*EXERCISE INSTRUCTIONS*.
Without the images, write out the whole listing exactly.

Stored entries
########
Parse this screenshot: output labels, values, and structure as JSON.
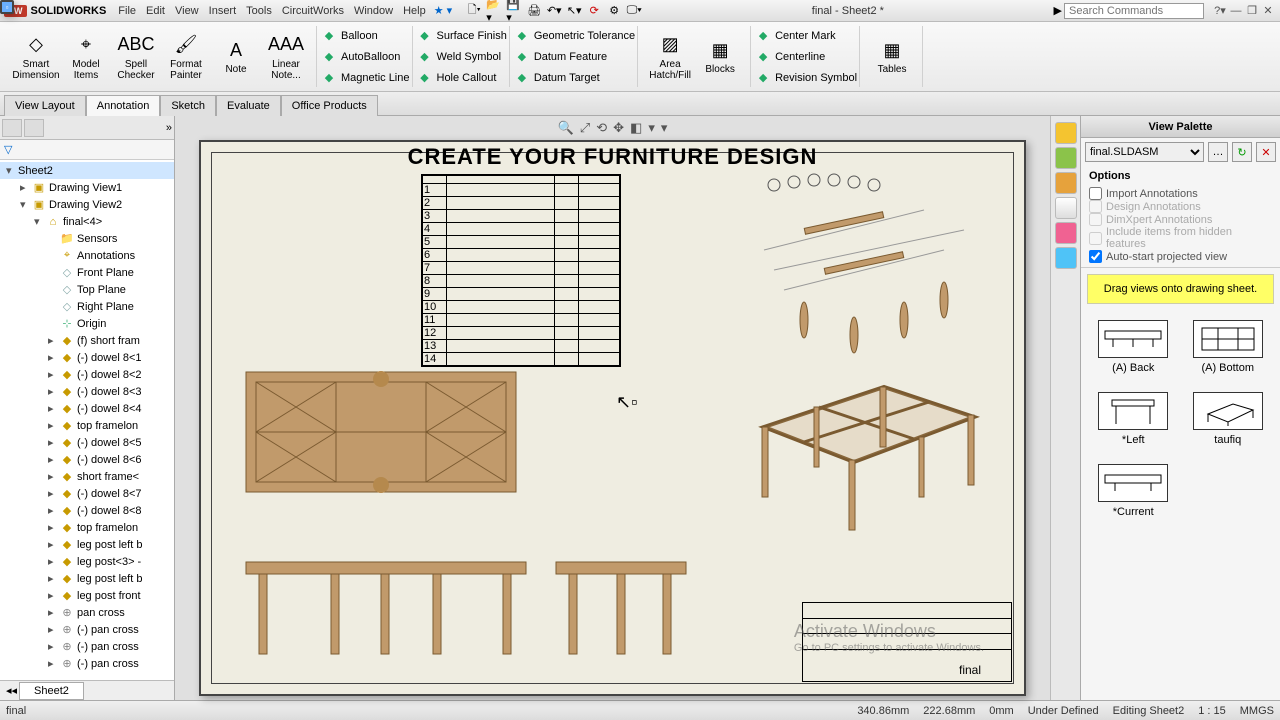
{
  "app": {
    "name": "SOLIDWORKS",
    "doc_title": "final - Sheet2 *"
  },
  "menu": [
    "File",
    "Edit",
    "View",
    "Insert",
    "Tools",
    "CircuitWorks",
    "Window",
    "Help"
  ],
  "search_placeholder": "Search Commands",
  "ribbon": {
    "big": [
      {
        "label": "Smart\nDimension",
        "glyph": "◇"
      },
      {
        "label": "Model\nItems",
        "glyph": "⌖"
      },
      {
        "label": "Spell\nChecker",
        "glyph": "ABC"
      },
      {
        "label": "Format\nPainter",
        "glyph": "🖌"
      },
      {
        "label": "Note",
        "glyph": "A"
      },
      {
        "label": "Linear\nNote...",
        "glyph": "AAA"
      }
    ],
    "col1": [
      "Balloon",
      "AutoBalloon",
      "Magnetic Line"
    ],
    "col2": [
      "Surface Finish",
      "Weld Symbol",
      "Hole Callout"
    ],
    "col3": [
      "Geometric Tolerance",
      "Datum Feature",
      "Datum Target"
    ],
    "big2": [
      {
        "label": "Area\nHatch/Fill",
        "glyph": "▨"
      },
      {
        "label": "Blocks",
        "glyph": "▦"
      }
    ],
    "col4": [
      "Center Mark",
      "Centerline",
      "Revision Symbol"
    ],
    "big3": [
      {
        "label": "Tables",
        "glyph": "▦"
      }
    ]
  },
  "tabs": [
    "View Layout",
    "Annotation",
    "Sketch",
    "Evaluate",
    "Office Products"
  ],
  "active_tab": "Annotation",
  "tree": [
    {
      "d": 0,
      "t": "Sheet2",
      "ico": "sheet",
      "sel": true,
      "tw": "▾"
    },
    {
      "d": 1,
      "t": "Drawing View1",
      "ico": "view",
      "tw": "▸"
    },
    {
      "d": 1,
      "t": "Drawing View2",
      "ico": "view",
      "tw": "▾"
    },
    {
      "d": 2,
      "t": "final<4>",
      "ico": "asm",
      "tw": "▾"
    },
    {
      "d": 3,
      "t": "Sensors",
      "ico": "folder"
    },
    {
      "d": 3,
      "t": "Annotations",
      "ico": "ann"
    },
    {
      "d": 3,
      "t": "Front Plane",
      "ico": "plane"
    },
    {
      "d": 3,
      "t": "Top Plane",
      "ico": "plane"
    },
    {
      "d": 3,
      "t": "Right Plane",
      "ico": "plane"
    },
    {
      "d": 3,
      "t": "Origin",
      "ico": "origin"
    },
    {
      "d": 3,
      "t": "(f) short fram",
      "ico": "part",
      "tw": "▸"
    },
    {
      "d": 3,
      "t": "(-) dowel 8<1",
      "ico": "part",
      "tw": "▸"
    },
    {
      "d": 3,
      "t": "(-) dowel 8<2",
      "ico": "part",
      "tw": "▸"
    },
    {
      "d": 3,
      "t": "(-) dowel 8<3",
      "ico": "part",
      "tw": "▸"
    },
    {
      "d": 3,
      "t": "(-) dowel 8<4",
      "ico": "part",
      "tw": "▸"
    },
    {
      "d": 3,
      "t": "top framelon",
      "ico": "part",
      "tw": "▸"
    },
    {
      "d": 3,
      "t": "(-) dowel 8<5",
      "ico": "part",
      "tw": "▸"
    },
    {
      "d": 3,
      "t": "(-) dowel 8<6",
      "ico": "part",
      "tw": "▸"
    },
    {
      "d": 3,
      "t": "short frame<",
      "ico": "part",
      "tw": "▸"
    },
    {
      "d": 3,
      "t": "(-) dowel 8<7",
      "ico": "part",
      "tw": "▸"
    },
    {
      "d": 3,
      "t": "(-) dowel 8<8",
      "ico": "part",
      "tw": "▸"
    },
    {
      "d": 3,
      "t": "top framelon",
      "ico": "part",
      "tw": "▸"
    },
    {
      "d": 3,
      "t": "leg post left b",
      "ico": "part",
      "tw": "▸"
    },
    {
      "d": 3,
      "t": "leg post<3> -",
      "ico": "part",
      "tw": "▸"
    },
    {
      "d": 3,
      "t": "leg post left b",
      "ico": "part",
      "tw": "▸"
    },
    {
      "d": 3,
      "t": "leg post front",
      "ico": "part",
      "tw": "▸"
    },
    {
      "d": 3,
      "t": "pan cross",
      "ico": "fast",
      "tw": "▸"
    },
    {
      "d": 3,
      "t": "(-) pan cross",
      "ico": "fast",
      "tw": "▸"
    },
    {
      "d": 3,
      "t": "(-) pan cross",
      "ico": "fast",
      "tw": "▸"
    },
    {
      "d": 3,
      "t": "(-) pan cross",
      "ico": "fast",
      "tw": "▸"
    }
  ],
  "sheet_tab": "Sheet2",
  "drawing_title": "CREATE YOUR FURNITURE DESIGN",
  "title_block_label": "final",
  "palette": {
    "title": "View Palette",
    "file": "final.SLDASM",
    "options_label": "Options",
    "opts": [
      {
        "label": "Import Annotations",
        "checked": false,
        "dis": false
      },
      {
        "label": "Design Annotations",
        "checked": false,
        "dis": true
      },
      {
        "label": "DimXpert Annotations",
        "checked": false,
        "dis": true
      },
      {
        "label": "Include items from hidden features",
        "checked": false,
        "dis": true
      },
      {
        "label": "Auto-start projected view",
        "checked": true,
        "dis": false
      }
    ],
    "hint": "Drag views onto drawing sheet.",
    "views": [
      "(A) Back",
      "(A) Bottom",
      "*Left",
      "taufiq",
      "*Current"
    ]
  },
  "status": {
    "left": "final",
    "coords": [
      "340.86mm",
      "222.68mm",
      "0mm"
    ],
    "state": "Under Defined",
    "editing": "Editing Sheet2",
    "scale": "1 : 15",
    "units": "MMGS"
  },
  "activate": {
    "l1": "Activate Windows",
    "l2": "Go to PC settings to activate Windows."
  }
}
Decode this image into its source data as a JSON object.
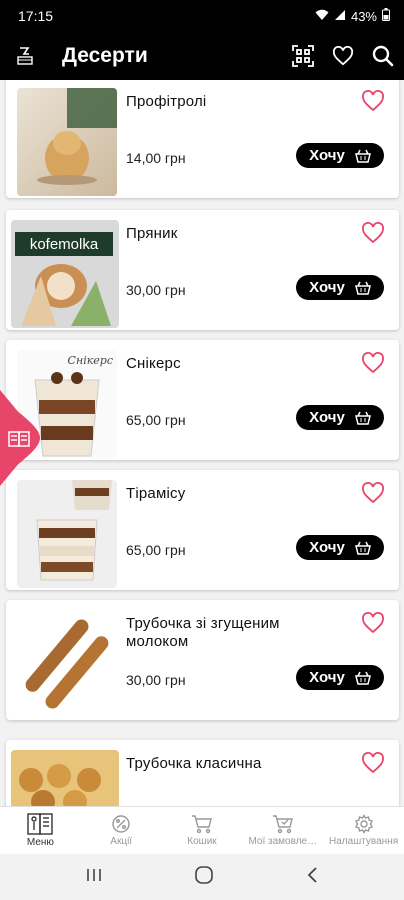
########
*WRITTEN RESPONSE*.
Parse this screenshot: output labels, values, and structure as JSON.
{
  "app": {
    "name": "SOLIDWORKS",
    "doc_title": "final - Sheet2 *"
  },
  "menu": [
    "File",
    "Edit",
    "View",
    "Insert",
    "Tools",
    "CircuitWorks",
    "Window",
    "Help"
  ],
  "search_placeholder": "Search Commands",
  "ribbon": {
    "big": [
      {
        "label": "Smart\nDimension",
        "glyph": "◇"
      },
      {
        "label": "Model\nItems",
        "glyph": "⌖"
      },
      {
        "label": "Spell\nChecker",
        "glyph": "ABC"
      },
      {
        "label": "Format\nPainter",
        "glyph": "🖌"
      },
      {
        "label": "Note",
        "glyph": "A"
      },
      {
        "label": "Linear\nNote...",
        "glyph": "AAA"
      }
    ],
    "col1": [
      "Balloon",
      "AutoBalloon",
      "Magnetic Line"
    ],
    "col2": [
      "Surface Finish",
      "Weld Symbol",
      "Hole Callout"
    ],
    "col3": [
      "Geometric Tolerance",
      "Datum Feature",
      "Datum Target"
    ],
    "big2": [
      {
        "label": "Area\nHatch/Fill",
        "glyph": "▨"
      },
      {
        "label": "Blocks",
        "glyph": "▦"
      }
    ],
    "col4": [
      "Center Mark",
      "Centerline",
      "Revision Symbol"
    ],
    "big3": [
      {
        "label": "Tables",
        "glyph": "▦"
      }
    ]
  },
  "tabs": [
    "View Layout",
    "Annotation",
    "Sketch",
    "Evaluate",
    "Office Products"
  ],
  "active_tab": "Annotation",
  "tree": [
    {
      "d": 0,
      "t": "Sheet2",
      "ico": "sheet",
      "sel": true,
      "tw": "▾"
    },
    {
      "d": 1,
      "t": "Drawing View1",
      "ico": "view",
      "tw": "▸"
    },
    {
      "d": 1,
      "t": "Drawing View2",
      "ico": "view",
      "tw": "▾"
    },
    {
      "d": 2,
      "t": "final<4>",
      "ico": "asm",
      "tw": "▾"
    },
    {
      "d": 3,
      "t": "Sensors",
      "ico": "folder"
    },
    {
      "d": 3,
      "t": "Annotations",
      "ico": "ann"
    },
    {
      "d": 3,
      "t": "Front Plane",
      "ico": "plane"
    },
    {
      "d": 3,
      "t": "Top Plane",
      "ico": "plane"
    },
    {
      "d": 3,
      "t": "Right Plane",
      "ico": "plane"
    },
    {
      "d": 3,
      "t": "Origin",
      "ico": "origin"
    },
    {
      "d": 3,
      "t": "(f) short fram",
      "ico": "part",
      "tw": "▸"
    },
    {
      "d": 3,
      "t": "(-) dowel 8<1",
      "ico": "part",
      "tw": "▸"
    },
    {
      "d": 3,
      "t": "(-) dowel 8<2",
      "ico": "part",
      "tw": "▸"
    },
    {
      "d": 3,
      "t": "(-) dowel 8<3",
      "ico": "part",
      "tw": "▸"
    },
    {
      "d": 3,
      "t": "(-) dowel 8<4",
      "ico": "part",
      "tw": "▸"
    },
    {
      "d": 3,
      "t": "top framelon",
      "ico": "part",
      "tw": "▸"
    },
    {
      "d": 3,
      "t": "(-) dowel 8<5",
      "ico": "part",
      "tw": "▸"
    },
    {
      "d": 3,
      "t": "(-) dowel 8<6",
      "ico": "part",
      "tw": "▸"
    },
    {
      "d": 3,
      "t": "short frame<",
      "ico": "part",
      "tw": "▸"
    },
    {
      "d": 3,
      "t": "(-) dowel 8<7",
      "ico": "part",
      "tw": "▸"
    },
    {
      "d": 3,
      "t": "(-) dowel 8<8",
      "ico": "part",
      "tw": "▸"
    },
    {
      "d": 3,
      "t": "top framelon",
      "ico": "part",
      "tw": "▸"
    },
    {
      "d": 3,
      "t": "leg post left b",
      "ico": "part",
      "tw": "▸"
    },
    {
      "d": 3,
      "t": "leg post<3> -",
      "ico": "part",
      "tw": "▸"
    },
    {
      "d": 3,
      "t": "leg post left b",
      "ico": "part",
      "tw": "▸"
    },
    {
      "d": 3,
      "t": "leg post front",
      "ico": "part",
      "tw": "▸"
    },
    {
      "d": 3,
      "t": "pan cross",
      "ico": "fast",
      "tw": "▸"
    },
    {
      "d": 3,
      "t": "(-) pan cross",
      "ico": "fast",
      "tw": "▸"
    },
    {
      "d": 3,
      "t": "(-) pan cross",
      "ico": "fast",
      "tw": "▸"
    },
    {
      "d": 3,
      "t": "(-) pan cross",
      "ico": "fast",
      "tw": "▸"
    }
  ],
  "sheet_tab": "Sheet2",
  "drawing_title": "CREATE YOUR FURNITURE DESIGN",
  "title_block_label": "final",
  "palette": {
    "title": "View Palette",
    "file": "final.SLDASM",
    "options_label": "Options",
    "opts": [
      {
        "label": "Import Annotations",
        "checked": false,
        "dis": false
      },
      {
        "label": "Design Annotations",
        "checked": false,
        "dis": true
      },
      {
        "label": "DimXpert Annotations",
        "checked": false,
        "dis": true
      },
      {
        "label": "Include items from hidden features",
        "checked": false,
        "dis": true
      },
      {
        "label": "Auto-start projected view",
        "checked": true,
        "dis": false
      }
    ],
    "hint": "Drag views onto drawing sheet.",
    "views": [
      "(A) Back",
      "(A) Bottom",
      "*Left",
      "taufiq",
      "*Current"
    ]
  },
  "status": {
    "left": "final",
    "coords": [
      "340.86mm",
      "222.68mm",
      "0mm"
    ],
    "state": "Under Defined",
    "editing": "Editing Sheet2",
    "scale": "1 : 15",
    "units": "MMGS"
  },
  "activate": {
    "l1": "Activate Windows",
    "l2": "Go to PC settings to activate Windows."
  }
}
Decode this image into its source data as a JSON object.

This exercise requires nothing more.